GIVEN TASK. Reproduce every entry exactly.

-- Start RECORDS FOR THIS TASK --

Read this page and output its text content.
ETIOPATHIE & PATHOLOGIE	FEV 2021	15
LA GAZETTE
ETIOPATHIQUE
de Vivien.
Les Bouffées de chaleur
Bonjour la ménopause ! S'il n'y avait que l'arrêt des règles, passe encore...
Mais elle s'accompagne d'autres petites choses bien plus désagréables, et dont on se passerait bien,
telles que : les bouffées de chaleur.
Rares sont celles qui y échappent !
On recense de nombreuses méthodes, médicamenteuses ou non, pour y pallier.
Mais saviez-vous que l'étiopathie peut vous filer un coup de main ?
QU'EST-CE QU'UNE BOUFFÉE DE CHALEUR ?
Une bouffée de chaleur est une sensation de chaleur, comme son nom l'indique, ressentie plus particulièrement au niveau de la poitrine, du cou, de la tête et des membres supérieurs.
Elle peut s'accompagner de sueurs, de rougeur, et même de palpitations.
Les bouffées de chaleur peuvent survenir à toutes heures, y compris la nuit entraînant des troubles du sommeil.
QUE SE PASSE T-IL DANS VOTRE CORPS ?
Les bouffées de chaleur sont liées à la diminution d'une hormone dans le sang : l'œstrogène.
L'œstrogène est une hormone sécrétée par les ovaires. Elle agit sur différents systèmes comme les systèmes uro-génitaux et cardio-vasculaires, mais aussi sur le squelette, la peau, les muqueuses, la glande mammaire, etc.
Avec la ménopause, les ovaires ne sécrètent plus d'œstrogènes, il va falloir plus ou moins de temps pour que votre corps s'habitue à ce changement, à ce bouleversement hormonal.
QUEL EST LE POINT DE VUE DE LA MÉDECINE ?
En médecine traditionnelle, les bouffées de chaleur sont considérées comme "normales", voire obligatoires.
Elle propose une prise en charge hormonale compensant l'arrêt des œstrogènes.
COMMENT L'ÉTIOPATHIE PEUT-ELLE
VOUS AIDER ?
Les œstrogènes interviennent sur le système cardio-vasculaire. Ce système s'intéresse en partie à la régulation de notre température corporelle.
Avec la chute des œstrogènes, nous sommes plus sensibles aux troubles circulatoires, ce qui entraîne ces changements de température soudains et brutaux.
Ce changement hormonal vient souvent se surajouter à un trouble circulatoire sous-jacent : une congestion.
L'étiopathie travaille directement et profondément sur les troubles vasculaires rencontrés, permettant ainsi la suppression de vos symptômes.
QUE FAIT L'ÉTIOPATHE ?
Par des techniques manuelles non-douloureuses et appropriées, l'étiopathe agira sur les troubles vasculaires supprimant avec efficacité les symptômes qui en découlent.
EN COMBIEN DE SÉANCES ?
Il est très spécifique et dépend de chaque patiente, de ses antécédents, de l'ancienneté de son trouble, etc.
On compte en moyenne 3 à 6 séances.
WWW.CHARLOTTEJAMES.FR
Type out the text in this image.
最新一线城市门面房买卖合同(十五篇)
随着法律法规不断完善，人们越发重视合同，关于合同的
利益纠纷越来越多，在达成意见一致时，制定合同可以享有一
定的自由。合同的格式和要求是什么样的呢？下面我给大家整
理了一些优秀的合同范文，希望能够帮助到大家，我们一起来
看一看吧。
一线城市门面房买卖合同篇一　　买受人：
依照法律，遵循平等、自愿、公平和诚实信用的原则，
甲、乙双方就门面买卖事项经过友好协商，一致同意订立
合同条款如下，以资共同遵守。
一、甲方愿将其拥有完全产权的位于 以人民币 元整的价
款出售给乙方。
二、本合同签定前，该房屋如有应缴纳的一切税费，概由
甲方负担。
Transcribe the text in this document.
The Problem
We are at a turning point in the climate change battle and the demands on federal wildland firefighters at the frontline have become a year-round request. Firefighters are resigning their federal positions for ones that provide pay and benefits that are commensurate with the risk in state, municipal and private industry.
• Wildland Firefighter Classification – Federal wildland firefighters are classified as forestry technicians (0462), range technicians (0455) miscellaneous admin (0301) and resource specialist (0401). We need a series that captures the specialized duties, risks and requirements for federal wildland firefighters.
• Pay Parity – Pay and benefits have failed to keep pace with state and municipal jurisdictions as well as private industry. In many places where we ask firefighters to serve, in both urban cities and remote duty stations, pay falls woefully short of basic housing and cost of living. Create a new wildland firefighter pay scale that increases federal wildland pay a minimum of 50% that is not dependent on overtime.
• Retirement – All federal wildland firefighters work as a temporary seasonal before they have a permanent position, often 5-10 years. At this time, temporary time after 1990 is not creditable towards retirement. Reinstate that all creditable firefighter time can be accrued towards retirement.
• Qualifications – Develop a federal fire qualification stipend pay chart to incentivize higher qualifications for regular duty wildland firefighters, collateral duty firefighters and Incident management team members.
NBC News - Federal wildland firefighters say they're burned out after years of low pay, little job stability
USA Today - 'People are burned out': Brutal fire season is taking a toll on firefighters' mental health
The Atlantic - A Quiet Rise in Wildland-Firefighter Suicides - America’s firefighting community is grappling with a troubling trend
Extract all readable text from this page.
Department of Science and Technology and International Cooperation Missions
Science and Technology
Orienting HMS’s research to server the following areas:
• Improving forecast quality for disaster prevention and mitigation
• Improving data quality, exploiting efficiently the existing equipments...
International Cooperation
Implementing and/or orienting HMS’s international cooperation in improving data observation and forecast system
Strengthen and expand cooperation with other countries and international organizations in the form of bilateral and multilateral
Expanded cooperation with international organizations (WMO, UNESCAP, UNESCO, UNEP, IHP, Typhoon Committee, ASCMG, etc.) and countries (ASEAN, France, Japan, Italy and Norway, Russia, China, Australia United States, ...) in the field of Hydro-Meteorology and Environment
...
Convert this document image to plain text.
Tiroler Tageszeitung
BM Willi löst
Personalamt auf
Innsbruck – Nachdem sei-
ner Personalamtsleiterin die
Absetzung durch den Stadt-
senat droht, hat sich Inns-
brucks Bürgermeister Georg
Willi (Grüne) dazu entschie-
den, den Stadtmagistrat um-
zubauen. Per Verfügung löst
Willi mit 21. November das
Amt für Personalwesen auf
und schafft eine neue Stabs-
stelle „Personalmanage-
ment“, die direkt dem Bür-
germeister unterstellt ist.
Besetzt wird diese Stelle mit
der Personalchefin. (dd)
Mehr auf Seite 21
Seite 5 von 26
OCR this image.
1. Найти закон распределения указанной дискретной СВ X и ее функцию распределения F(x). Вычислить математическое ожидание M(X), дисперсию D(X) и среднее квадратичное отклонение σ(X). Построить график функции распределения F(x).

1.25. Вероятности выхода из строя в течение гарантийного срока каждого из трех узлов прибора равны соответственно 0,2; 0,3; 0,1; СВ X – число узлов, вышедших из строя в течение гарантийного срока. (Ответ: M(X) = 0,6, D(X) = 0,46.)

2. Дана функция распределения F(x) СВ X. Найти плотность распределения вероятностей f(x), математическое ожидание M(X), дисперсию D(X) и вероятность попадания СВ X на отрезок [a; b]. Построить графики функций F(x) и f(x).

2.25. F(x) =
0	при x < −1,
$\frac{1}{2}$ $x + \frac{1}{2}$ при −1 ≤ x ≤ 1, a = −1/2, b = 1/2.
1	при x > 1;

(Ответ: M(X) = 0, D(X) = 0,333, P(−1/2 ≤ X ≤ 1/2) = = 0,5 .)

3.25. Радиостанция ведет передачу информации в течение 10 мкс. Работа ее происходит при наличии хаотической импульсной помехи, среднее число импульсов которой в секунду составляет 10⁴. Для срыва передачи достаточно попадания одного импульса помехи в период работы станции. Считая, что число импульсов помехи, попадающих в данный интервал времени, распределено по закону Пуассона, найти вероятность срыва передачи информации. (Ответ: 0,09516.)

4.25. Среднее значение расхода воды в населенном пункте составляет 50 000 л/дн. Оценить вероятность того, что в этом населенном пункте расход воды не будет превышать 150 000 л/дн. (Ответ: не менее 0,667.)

-- End RECORDS FOR THIS TASK --

IN RESPONSE.
Read this page and output its text content.
ETIOPATHIE & PATHOLOGIE	FEV 2021	15
LA GAZETTE
ETIOPATHIQUE
de Vivien.
Les Bouffées de chaleur
Bonjour la ménopause ! S'il n'y avait que l'arrêt des règles, passe encore...
Mais elle s'accompagne d'autres petites choses bien plus désagréables, et dont on se passerait bien,
telles que : les bouffées de chaleur.
Rares sont celles qui y échappent !
On recense de nombreuses méthodes, médicamenteuses ou non, pour y pallier.
Mais saviez-vous que l'étiopathie peut vous filer un coup de main ?
QU'EST-CE QU'UNE BOUFFÉE DE CHALEUR ?
Une bouffée de chaleur est une sensation de chaleur, comme son nom l'indique, ressentie plus particulièrement au niveau de la poitrine, du cou, de la tête et des membres supérieurs.
Elle peut s'accompagner de sueurs, de rougeur, et même de palpitations.
Les bouffées de chaleur peuvent survenir à toutes heures, y compris la nuit entraînant des troubles du sommeil.
QUE SE PASSE T-IL DANS VOTRE CORPS ?
Les bouffées de chaleur sont liées à la diminution d'une hormone dans le sang : l'œstrogène.
L'œstrogène est une hormone sécrétée par les ovaires. Elle agit sur différents systèmes comme les systèmes uro-génitaux et cardio-vasculaires, mais aussi sur le squelette, la peau, les muqueuses, la glande mammaire, etc.
Avec la ménopause, les ovaires ne sécrètent plus d'œstrogènes, il va falloir plus ou moins de temps pour que votre corps s'habitue à ce changement, à ce bouleversement hormonal.
QUEL EST LE POINT DE VUE DE LA MÉDECINE ?
En médecine traditionnelle, les bouffées de chaleur sont considérées comme "normales", voire obligatoires.
Elle propose une prise en charge hormonale compensant l'arrêt des œstrogènes.
COMMENT L'ÉTIOPATHIE PEUT-ELLE
VOUS AIDER ?
Les œstrogènes interviennent sur le système cardio-vasculaire. Ce système s'intéresse en partie à la régulation de notre température corporelle.
Avec la chute des œstrogènes, nous sommes plus sensibles aux troubles circulatoires, ce qui entraîne ces changements de température soudains et brutaux.
Ce changement hormonal vient souvent se surajouter à un trouble circulatoire sous-jacent : une congestion.
L'étiopathie travaille directement et profondément sur les troubles vasculaires rencontrés, permettant ainsi la suppression de vos symptômes.
QUE FAIT L'ÉTIOPATHE ?
Par des techniques manuelles non-douloureuses et appropriées, l'étiopathe agira sur les troubles vasculaires supprimant avec efficacité les symptômes qui en découlent.
EN COMBIEN DE SÉANCES ?
Il est très spécifique et dépend de chaque patiente, de ses antécédents, de l'ancienneté de son trouble, etc.
On compte en moyenne 3 à 6 séances.
WWW.CHARLOTTEJAMES.FR
Type out the text in this image.
最新一线城市门面房买卖合同(十五篇)
随着法律法规不断完善，人们越发重视合同，关于合同的
利益纠纷越来越多，在达成意见一致时，制定合同可以享有一
定的自由。合同的格式和要求是什么样的呢？下面我给大家整
理了一些优秀的合同范文，希望能够帮助到大家，我们一起来
看一看吧。
一线城市门面房买卖合同篇一　　买受人：
依照法律，遵循平等、自愿、公平和诚实信用的原则，
甲、乙双方就门面买卖事项经过友好协商，一致同意订立
合同条款如下，以资共同遵守。
一、甲方愿将其拥有完全产权的位于 以人民币 元整的价
款出售给乙方。
二、本合同签定前，该房屋如有应缴纳的一切税费，概由
甲方负担。
Transcribe the text in this document.
The Problem
We are at a turning point in the climate change battle and the demands on federal wildland firefighters at the frontline have become a year-round request. Firefighters are resigning their federal positions for ones that provide pay and benefits that are commensurate with the risk in state, municipal and private industry.
• Wildland Firefighter Classification – Federal wildland firefighters are classified as forestry technicians (0462), range technicians (0455) miscellaneous admin (0301) and resource specialist (0401). We need a series that captures the specialized duties, risks and requirements for federal wildland firefighters.
• Pay Parity – Pay and benefits have failed to keep pace with state and municipal jurisdictions as well as private industry. In many places where we ask firefighters to serve, in both urban cities and remote duty stations, pay falls woefully short of basic housing and cost of living. Create a new wildland firefighter pay scale that increases federal wildland pay a minimum of 50% that is not dependent on overtime.
• Retirement – All federal wildland firefighters work as a temporary seasonal before they have a permanent position, often 5-10 years. At this time, temporary time after 1990 is not creditable towards retirement. Reinstate that all creditable firefighter time can be accrued towards retirement.
• Qualifications – Develop a federal fire qualification stipend pay chart to incentivize higher qualifications for regular duty wildland firefighters, collateral duty firefighters and Incident management team members.
NBC News - Federal wildland firefighters say they're burned out after years of low pay, little job stability
USA Today - 'People are burned out': Brutal fire season is taking a toll on firefighters' mental health
The Atlantic - A Quiet Rise in Wildland-Firefighter Suicides - America’s firefighting community is grappling with a troubling trend
Extract all readable text from this page.
Department of Science and Technology and International Cooperation Missions
Science and Technology
Orienting HMS’s research to server the following areas:
• Improving forecast quality for disaster prevention and mitigation
• Improving data quality, exploiting efficiently the existing equipments...
International Cooperation
Implementing and/or orienting HMS’s international cooperation in improving data observation and forecast system
Strengthen and expand cooperation with other countries and international organizations in the form of bilateral and multilateral
Expanded cooperation with international organizations (WMO, UNESCAP, UNESCO, UNEP, IHP, Typhoon Committee, ASCMG, etc.) and countries (ASEAN, France, Japan, Italy and Norway, Russia, China, Australia United States, ...) in the field of Hydro-Meteorology and Environment
...
Convert this document image to plain text.
Tiroler Tageszeitung
BM Willi löst
Personalamt auf
Innsbruck – Nachdem sei-
ner Personalamtsleiterin die
Absetzung durch den Stadt-
senat droht, hat sich Inns-
brucks Bürgermeister Georg
Willi (Grüne) dazu entschie-
den, den Stadtmagistrat um-
zubauen. Per Verfügung löst
Willi mit 21. November das
Amt für Personalwesen auf
und schafft eine neue Stabs-
stelle „Personalmanage-
ment“, die direkt dem Bür-
germeister unterstellt ist.
Besetzt wird diese Stelle mit
der Personalchefin. (dd)
Mehr auf Seite 21
Seite 5 von 26
OCR this image.
1. Найти закон распределения указанной дискретной СВ X и ее функцию распределения F(x). Вычислить математическое ожидание M(X), дисперсию D(X) и среднее квадратичное отклонение σ(X). Построить график функции распределения F(x).

1.25. Вероятности выхода из строя в течение гарантийного срока каждого из трех узлов прибора равны соответственно 0,2; 0,3; 0,1; СВ X – число узлов, вышедших из строя в течение гарантийного срока. (Ответ: M(X) = 0,6, D(X) = 0,46.)

2. Дана функция распределения F(x) СВ X. Найти плотность распределения вероятностей f(x), математическое ожидание M(X), дисперсию D(X) и вероятность попадания СВ X на отрезок [a; b]. Построить графики функций F(x) и f(x).

2.25. F(x) =
0	при x < −1,
$\frac{1}{2}$ $x + \frac{1}{2}$ при −1 ≤ x ≤ 1, a = −1/2, b = 1/2.
1	при x > 1;

(Ответ: M(X) = 0, D(X) = 0,333, P(−1/2 ≤ X ≤ 1/2) = = 0,5 .)

3.25. Радиостанция ведет передачу информации в течение 10 мкс. Работа ее происходит при наличии хаотической импульсной помехи, среднее число импульсов которой в секунду составляет 10⁴. Для срыва передачи достаточно попадания одного импульса помехи в период работы станции. Считая, что число импульсов помехи, попадающих в данный интервал времени, распределено по закону Пуассона, найти вероятность срыва передачи информации. (Ответ: 0,09516.)

4.25. Среднее значение расхода воды в населенном пункте составляет 50 000 л/дн. Оценить вероятность того, что в этом населенном пункте расход воды не будет превышать 150 000 л/дн. (Ответ: не менее 0,667.)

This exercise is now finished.